■ **WHAT IS BEING ASKED**
Report how many lines contain "Organisationsverzeichnis"; state the number and nothing else.

■ **DATA**
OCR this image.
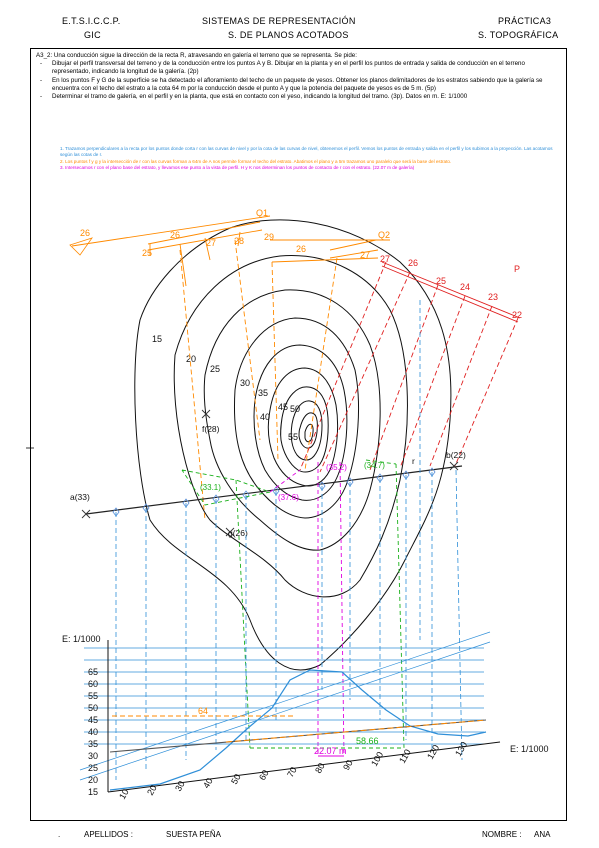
E.T.S.I.C.C.P.
GIC
SISTEMAS DE REPRESENTACIÓN
S. DE PLANOS ACOTADOS
PRÁCTICA3
S. TOPOGRÁFICA

A3_2: Una conducción sigue la dirección de la recta R, atravesando en galería el terreno que se representa. Se pide:

- Dibujar el perfil transversal del terreno y de la conducción entre los puntos A y B. Dibujar en la planta y en el perfil los puntos de entrada y salida de conducción en el terreno representado, indicando la longitud de la galería. (2p)

- En los puntos F y G de la superficie se ha detectado el afloramiento del techo de un paquete de yesos. Obtener los planos delimitadores de los estratos sabiendo que la galería se encuentra con el techo del estrato a la cota 64 m por la conducción desde el punto A y que la potencia del paquete de yesos es de 5 m. (5p)

- Determinar el tramo de galería, en el perfil y en la planta, que está en contacto con el yeso, indicando la longitud del tramo. (3p). Datos en m. E: 1/1000

1. Trazamos perpendiculares a la recta por los puntos donde corta r con las curvas de nivel y por la cota de las curvas de nivel, obtenemos el perfil. Vemos los puntos de entrada y salida en el perfil y los subimos a la proyección. Las acotamos según las cotas de r.

2. Los puntos f y g y la intersección de r con las curvas forman a 64m de A nos permite formar el techo del estrato. Abatimos el plano y a 5m trazamos uno paralelo que será la base del estrato.

3. Intersecamos r con el plano base del estrato, y llevamos ese punto a la vista de perfil. H y K nos determinan los puntos de contacto de r con el estrato. (22.07 m de galería)

15
20
25
30
35
40
45 50
55
26	26
25
27 28 29
26
27
Q1
Q2
27 26
25
24
23
22
P
a(33)
b(22)
f(28)
g(26)
r
(35.2) (34.7)
(33.1)
(37.6)
15
20
25
30
35
40
45
50
55
60
65
10 20 30 40 50 60 70 80 90 100 110 120 130
E: 1/1000
E: 1/1000
64
58.66
22.07 m
.	APELLIDOS :	SUESTA PEÑA	NOMBRE : ANA
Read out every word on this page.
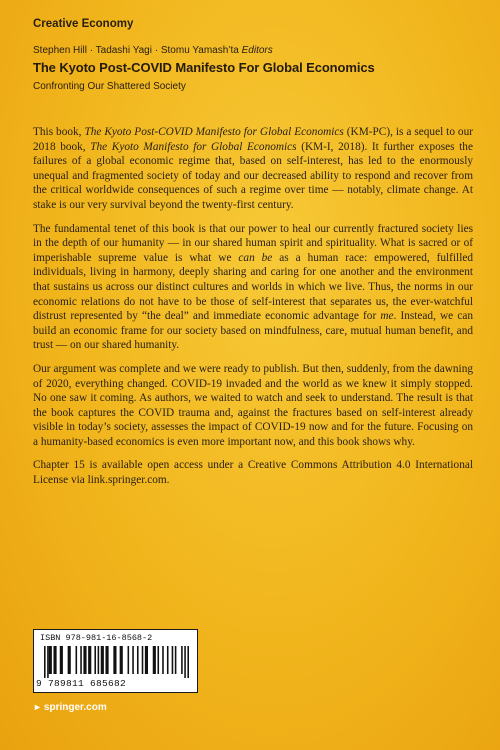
Creative Economy
Stephen Hill · Tadashi Yagi · Stomu Yamash’ta Editors
The Kyoto Post-COVID Manifesto For Global Economics
Confronting Our Shattered Society

This book, The Kyoto Post-COVID Manifesto for Global Economics (KM-PC), is a sequel to our 2018 book, The Kyoto Manifesto for Global Economics (KM-I, 2018). It further exposes the failures of a global economic regime that, based on self-interest, has led to the enormously unequal and fragmented society of today and our decreased ability to respond and recover from the critical worldwide consequences of such a regime over time — notably, climate change. At stake is our very survival beyond the twenty-first century.

The fundamental tenet of this book is that our power to heal our currently fractured society lies in the depth of our humanity — in our shared human spirit and spirituality. What is sacred or of imperishable supreme value is what we can be as a human race: empowered, fulfilled individuals, living in harmony, deeply sharing and caring for one another and the environment that sustains us across our distinct cultures and worlds in which we live. Thus, the norms in our economic relations do not have to be those of self-interest that separates us, the ever-watchful distrust represented by “the deal” and immediate economic advantage for me. Instead, we can build an economic frame for our society based on mindfulness, care, mutual human benefit, and trust — on our shared humanity.

Our argument was complete and we were ready to publish. But then, suddenly, from the dawning of 2020, everything changed. COVID-19 invaded and the world as we knew it simply stopped. No one saw it coming. As authors, we waited to watch and seek to understand. The result is that the book captures the COVID trauma and, against the fractures based on self-interest already visible in today’s society, assesses the impact of COVID-19 now and for the future. Focusing on a humanity-based economics is even more important now, and this book shows why.

Chapter 15 is available open access under a Creative Commons Attribution 4.0 International License via link.springer.com.

ISBN 978-981-16-8568-2
9 789811 685682
► springer.com
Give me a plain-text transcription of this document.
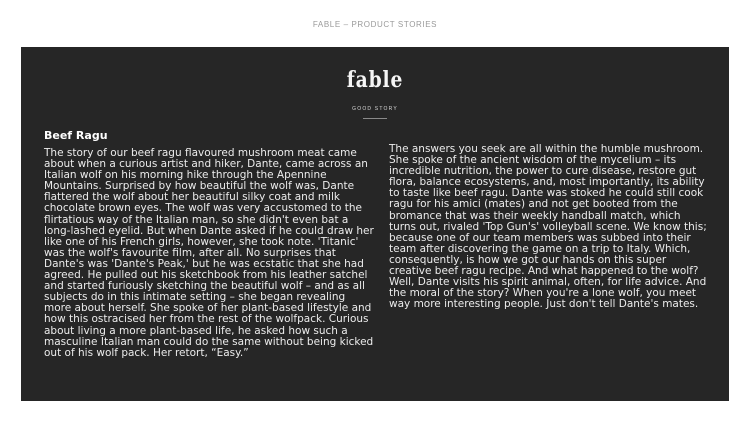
FABLE – PRODUCT STORIES
fable
GOOD STORY
Beef Ragu
The story of our beef ragu flavoured mushroom meat came about when a curious artist and hiker, Dante, came across an Italian wolf on his morning hike through the Apennine Mountains. Surprised by how beautiful the wolf was, Dante flattered the wolf about her beautiful silky coat and milk chocolate brown eyes. The wolf was very accustomed to the flirtatious way of the Italian man, so she didn't even bat a long-lashed eyelid. But when Dante asked if he could draw her like one of his French girls, however, she took note. 'Titanic' was the wolf's favourite film, after all. No surprises that Dante's was 'Dante's Peak,' but he was ecstatic that she had agreed. He pulled out his sketchbook from his leather satchel and started furiously sketching the beautiful wolf – and as all subjects do in this intimate setting – she began revealing more about herself. She spoke of her plant-based lifestyle and how this ostracised her from the rest of the wolfpack. Curious about living a more plant-based life, he asked how such a masculine Italian man could do the same without being kicked out of his wolf pack. Her retort, “Easy.”
The answers you seek are all within the humble mushroom. She spoke of the ancient wisdom of the mycelium – its incredible nutrition, the power to cure disease, restore gut flora, balance ecosystems, and, most importantly, its ability to taste like beef ragu. Dante was stoked he could still cook ragu for his amici (mates) and not get booted from the bromance that was their weekly handball match, which turns out, rivaled 'Top Gun's' volleyball scene. We know this; because one of our team members was subbed into their team after discovering the game on a trip to Italy. Which, consequently, is how we got our hands on this super creative beef ragu recipe. And what happened to the wolf? Well, Dante visits his spirit animal, often, for life advice. And the moral of the story? When you're a lone wolf, you meet way more interesting people. Just don't tell Dante's mates.
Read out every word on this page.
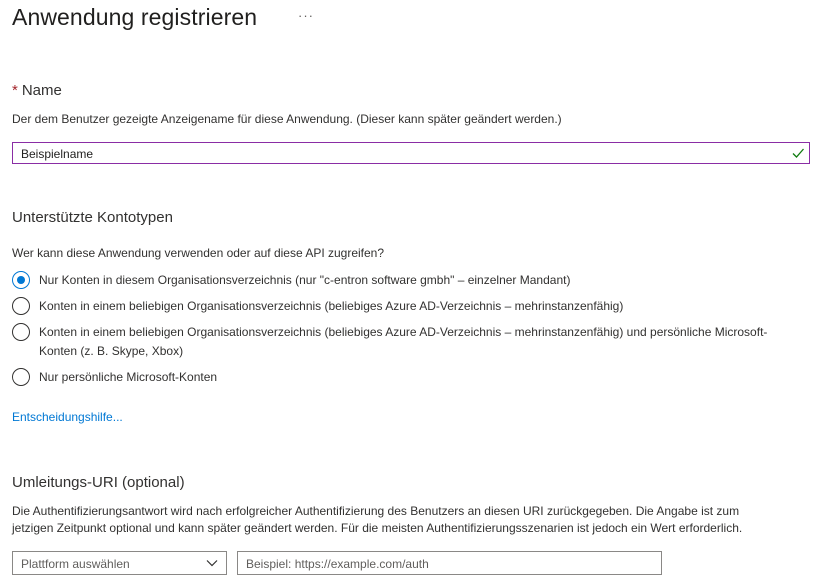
Anwendung registrieren	···
* Name
Der dem Benutzer gezeigte Anzeigename für diese Anwendung. (Dieser kann später geändert werden.)
Beispielname
Unterstützte Kontotypen
Wer kann diese Anwendung verwenden oder auf diese API zugreifen?
Nur Konten in diesem Organisationsverzeichnis (nur "c-entron software gmbh" – einzelner Mandant)
Konten in einem beliebigen Organisationsverzeichnis (beliebiges Azure AD-Verzeichnis – mehrinstanzenfähig)
Konten in einem beliebigen Organisationsverzeichnis (beliebiges Azure AD-Verzeichnis – mehrinstanzenfähig) und persönliche Microsoft-Konten (z. B. Skype, Xbox)
Nur persönliche Microsoft-Konten
Entscheidungshilfe...
Umleitungs-URI (optional)
Die Authentifizierungsantwort wird nach erfolgreicher Authentifizierung des Benutzers an diesen URI zurückgegeben. Die Angabe ist zum
jetzigen Zeitpunkt optional und kann später geändert werden. Für die meisten Authentifizierungsszenarien ist jedoch ein Wert erforderlich.
Plattform auswählen	Beispiel: https://example.com/auth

■ **EXPECTED ANSWER**
3